Given exercise ▸
Without omitting anything, retype the data that follows.

Task input ▸
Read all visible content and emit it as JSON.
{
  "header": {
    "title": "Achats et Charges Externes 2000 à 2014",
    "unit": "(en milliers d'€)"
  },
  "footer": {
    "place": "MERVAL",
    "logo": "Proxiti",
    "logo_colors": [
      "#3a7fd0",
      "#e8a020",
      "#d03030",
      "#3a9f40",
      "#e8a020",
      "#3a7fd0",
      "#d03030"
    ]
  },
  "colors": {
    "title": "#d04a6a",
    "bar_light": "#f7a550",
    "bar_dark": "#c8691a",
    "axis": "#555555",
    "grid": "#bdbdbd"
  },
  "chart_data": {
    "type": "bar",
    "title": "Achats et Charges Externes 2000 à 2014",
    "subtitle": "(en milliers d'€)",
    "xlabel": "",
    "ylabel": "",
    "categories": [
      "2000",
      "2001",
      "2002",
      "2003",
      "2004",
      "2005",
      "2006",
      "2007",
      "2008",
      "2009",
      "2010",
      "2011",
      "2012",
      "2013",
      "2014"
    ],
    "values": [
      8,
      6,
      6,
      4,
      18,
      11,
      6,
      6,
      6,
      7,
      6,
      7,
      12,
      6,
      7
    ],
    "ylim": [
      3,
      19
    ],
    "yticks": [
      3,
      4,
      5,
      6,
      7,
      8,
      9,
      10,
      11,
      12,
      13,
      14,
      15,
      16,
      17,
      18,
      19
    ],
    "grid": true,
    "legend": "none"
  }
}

Exercise output ▸
Read all visible content and emit it as JSON.
{
  "header": {
    "title": "Achats et Charges Externes 2000 à 2014",
    "unit": "(en milliers d'€)"
  },
  "footer": {
    "place": "MERVAL",
    "logo": "Proxiti",
    "logo_colors": [
      "#3a7fd0",
      "#e8a020",
      "#d03030",
      "#3a9f40",
      "#e8a020",
      "#3a7fd0",
      "#d03030"
    ]
  },
  "colors": {
    "title": "#d04a6a",
    "bar_light": "#f7a550",
    "bar_dark": "#c8691a",
    "axis": "#555555",
    "grid": "#bdbdbd"
  },
  "chart_data": {
    "type": "bar",
    "title": "Achats et Charges Externes 2000 à 2014",
    "subtitle": "(en milliers d'€)",
    "xlabel": "",
    "ylabel": "",
    "categories": [
      "2000",
      "2001",
      "2002",
      "2003",
      "2004",
      "2005",
      "2006",
      "2007",
      "2008",
      "2009",
      "2010",
      "2011",
      "2012",
      "2013",
      "2014"
    ],
    "values": [
      8,
      6,
      6,
      4,
      18,
      11,
      6,
      6,
      6,
      7,
      6,
      7,
      12,
      6,
      7
    ],
    "ylim": [
      3,
      19
    ],
    "yticks": [
      3,
      4,
      5,
      6,
      7,
      8,
      9,
      10,
      11,
      12,
      13,
      14,
      15,
      16,
      17,
      18,
      19
    ],
    "grid": true,
    "legend": "none"
  }
}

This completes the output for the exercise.